SET EXERCISE — Find and return each line containing "which".
— start of TASK INPUT —
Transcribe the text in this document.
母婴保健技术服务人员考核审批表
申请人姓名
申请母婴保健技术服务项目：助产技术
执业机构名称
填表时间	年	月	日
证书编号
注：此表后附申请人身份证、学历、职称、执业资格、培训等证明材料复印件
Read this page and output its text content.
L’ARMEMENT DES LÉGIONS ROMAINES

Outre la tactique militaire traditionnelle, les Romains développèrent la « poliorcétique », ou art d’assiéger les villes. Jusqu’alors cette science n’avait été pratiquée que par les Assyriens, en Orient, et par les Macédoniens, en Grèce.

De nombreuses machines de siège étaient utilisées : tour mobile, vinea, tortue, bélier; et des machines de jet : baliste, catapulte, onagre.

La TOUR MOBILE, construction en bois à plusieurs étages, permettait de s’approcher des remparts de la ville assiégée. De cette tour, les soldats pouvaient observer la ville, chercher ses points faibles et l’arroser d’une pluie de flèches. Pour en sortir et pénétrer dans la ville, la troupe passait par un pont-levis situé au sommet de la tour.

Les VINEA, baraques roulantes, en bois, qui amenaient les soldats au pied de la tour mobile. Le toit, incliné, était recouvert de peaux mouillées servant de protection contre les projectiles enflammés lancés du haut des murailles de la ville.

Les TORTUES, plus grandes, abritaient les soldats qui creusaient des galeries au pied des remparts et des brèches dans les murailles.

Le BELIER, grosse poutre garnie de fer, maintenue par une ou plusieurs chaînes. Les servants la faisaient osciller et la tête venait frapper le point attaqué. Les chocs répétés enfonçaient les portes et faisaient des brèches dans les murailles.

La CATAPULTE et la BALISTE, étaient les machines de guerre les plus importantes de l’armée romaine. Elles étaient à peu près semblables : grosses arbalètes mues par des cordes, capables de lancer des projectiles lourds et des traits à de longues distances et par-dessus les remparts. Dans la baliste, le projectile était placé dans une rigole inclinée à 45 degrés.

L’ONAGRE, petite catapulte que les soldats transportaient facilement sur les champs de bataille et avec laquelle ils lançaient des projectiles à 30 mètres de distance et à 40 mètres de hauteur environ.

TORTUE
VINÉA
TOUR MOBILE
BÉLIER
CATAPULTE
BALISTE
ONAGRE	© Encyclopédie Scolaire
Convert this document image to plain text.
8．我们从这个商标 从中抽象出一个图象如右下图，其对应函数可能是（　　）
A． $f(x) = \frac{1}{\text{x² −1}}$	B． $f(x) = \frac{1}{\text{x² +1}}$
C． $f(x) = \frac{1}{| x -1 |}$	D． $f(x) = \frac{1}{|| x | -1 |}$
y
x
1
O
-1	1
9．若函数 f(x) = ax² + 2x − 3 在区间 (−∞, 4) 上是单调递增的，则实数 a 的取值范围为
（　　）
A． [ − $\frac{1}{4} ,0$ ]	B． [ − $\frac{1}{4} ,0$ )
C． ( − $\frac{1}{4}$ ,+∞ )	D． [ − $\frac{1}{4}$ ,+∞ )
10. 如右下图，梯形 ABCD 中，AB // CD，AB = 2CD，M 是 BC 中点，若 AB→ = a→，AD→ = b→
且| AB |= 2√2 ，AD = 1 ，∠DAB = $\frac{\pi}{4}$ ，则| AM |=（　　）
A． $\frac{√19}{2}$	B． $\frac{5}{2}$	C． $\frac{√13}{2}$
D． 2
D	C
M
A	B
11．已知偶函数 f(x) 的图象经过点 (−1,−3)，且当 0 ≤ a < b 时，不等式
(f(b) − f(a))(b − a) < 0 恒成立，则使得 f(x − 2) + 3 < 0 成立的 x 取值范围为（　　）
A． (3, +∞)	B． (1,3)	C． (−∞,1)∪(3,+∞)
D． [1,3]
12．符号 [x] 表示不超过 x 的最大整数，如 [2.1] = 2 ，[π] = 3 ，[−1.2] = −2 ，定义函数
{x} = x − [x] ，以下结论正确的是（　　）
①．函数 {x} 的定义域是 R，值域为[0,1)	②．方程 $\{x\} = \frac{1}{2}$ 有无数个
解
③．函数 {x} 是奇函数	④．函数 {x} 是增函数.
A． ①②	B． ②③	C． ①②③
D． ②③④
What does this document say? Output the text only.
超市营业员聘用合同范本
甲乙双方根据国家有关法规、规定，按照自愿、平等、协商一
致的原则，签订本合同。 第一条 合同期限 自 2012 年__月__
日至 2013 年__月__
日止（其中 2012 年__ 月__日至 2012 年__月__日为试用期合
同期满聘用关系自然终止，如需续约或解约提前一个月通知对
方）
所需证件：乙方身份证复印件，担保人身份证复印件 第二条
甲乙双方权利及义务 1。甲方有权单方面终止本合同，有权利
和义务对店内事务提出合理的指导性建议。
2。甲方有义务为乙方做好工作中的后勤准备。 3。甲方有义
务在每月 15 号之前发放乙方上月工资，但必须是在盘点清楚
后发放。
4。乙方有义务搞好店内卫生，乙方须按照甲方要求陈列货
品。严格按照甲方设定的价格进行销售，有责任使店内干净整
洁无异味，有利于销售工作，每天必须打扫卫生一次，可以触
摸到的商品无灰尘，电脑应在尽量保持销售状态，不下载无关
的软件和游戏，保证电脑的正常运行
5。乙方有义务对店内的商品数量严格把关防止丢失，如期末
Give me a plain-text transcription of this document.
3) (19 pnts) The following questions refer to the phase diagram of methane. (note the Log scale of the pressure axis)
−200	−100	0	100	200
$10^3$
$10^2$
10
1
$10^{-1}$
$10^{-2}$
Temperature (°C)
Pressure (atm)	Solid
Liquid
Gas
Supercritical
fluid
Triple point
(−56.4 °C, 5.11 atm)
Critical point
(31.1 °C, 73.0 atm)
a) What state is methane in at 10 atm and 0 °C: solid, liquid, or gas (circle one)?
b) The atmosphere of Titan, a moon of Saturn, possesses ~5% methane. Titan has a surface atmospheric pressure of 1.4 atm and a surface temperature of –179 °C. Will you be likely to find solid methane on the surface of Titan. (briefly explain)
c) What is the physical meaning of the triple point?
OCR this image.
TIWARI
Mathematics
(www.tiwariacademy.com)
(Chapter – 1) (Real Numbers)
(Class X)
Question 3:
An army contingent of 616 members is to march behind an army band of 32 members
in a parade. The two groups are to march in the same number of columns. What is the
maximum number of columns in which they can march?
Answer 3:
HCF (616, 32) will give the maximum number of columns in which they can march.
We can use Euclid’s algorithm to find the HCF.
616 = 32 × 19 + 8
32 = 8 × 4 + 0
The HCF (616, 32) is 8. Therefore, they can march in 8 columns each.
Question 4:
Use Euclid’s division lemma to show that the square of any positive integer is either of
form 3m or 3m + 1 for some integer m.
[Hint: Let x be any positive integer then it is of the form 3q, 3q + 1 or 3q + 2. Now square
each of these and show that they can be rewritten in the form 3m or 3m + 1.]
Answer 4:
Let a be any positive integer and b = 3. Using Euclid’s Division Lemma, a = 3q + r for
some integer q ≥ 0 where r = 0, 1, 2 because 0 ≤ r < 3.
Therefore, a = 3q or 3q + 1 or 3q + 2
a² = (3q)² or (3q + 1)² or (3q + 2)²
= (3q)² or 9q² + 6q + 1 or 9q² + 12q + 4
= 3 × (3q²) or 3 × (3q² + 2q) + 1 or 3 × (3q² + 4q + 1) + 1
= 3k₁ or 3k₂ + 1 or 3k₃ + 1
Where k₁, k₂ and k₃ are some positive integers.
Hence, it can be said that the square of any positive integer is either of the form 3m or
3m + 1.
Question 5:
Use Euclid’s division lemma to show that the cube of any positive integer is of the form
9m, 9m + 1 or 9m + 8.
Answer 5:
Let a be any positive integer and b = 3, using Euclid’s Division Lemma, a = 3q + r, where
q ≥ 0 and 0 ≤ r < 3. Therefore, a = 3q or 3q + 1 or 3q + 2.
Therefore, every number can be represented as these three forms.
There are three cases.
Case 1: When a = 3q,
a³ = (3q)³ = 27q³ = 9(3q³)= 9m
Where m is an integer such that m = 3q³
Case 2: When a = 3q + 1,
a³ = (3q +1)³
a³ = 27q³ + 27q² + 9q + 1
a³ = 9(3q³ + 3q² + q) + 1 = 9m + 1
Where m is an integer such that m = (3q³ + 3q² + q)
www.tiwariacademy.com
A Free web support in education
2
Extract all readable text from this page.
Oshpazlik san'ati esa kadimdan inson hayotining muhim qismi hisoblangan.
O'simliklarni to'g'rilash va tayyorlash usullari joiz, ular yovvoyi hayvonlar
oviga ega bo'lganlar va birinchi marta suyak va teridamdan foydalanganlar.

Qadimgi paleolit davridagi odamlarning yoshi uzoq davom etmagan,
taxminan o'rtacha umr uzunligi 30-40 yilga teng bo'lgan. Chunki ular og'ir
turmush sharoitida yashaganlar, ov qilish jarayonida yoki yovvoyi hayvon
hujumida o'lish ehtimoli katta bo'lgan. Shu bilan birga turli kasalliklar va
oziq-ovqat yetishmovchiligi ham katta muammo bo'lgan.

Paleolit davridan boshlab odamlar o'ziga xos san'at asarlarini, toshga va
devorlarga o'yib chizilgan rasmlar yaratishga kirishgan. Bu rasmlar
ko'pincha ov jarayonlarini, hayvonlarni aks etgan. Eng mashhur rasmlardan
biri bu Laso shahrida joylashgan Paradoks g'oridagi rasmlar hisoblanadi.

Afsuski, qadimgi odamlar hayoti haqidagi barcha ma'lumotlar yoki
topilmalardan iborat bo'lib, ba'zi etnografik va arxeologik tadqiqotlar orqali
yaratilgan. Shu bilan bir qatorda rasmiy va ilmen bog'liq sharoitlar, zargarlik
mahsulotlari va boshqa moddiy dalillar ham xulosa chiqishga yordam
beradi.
— end of TASK INPUT —
THE ANSWER —
maximum number of columns in which they can march?
HCF (616, 32) will give the maximum number of columns in which they can march.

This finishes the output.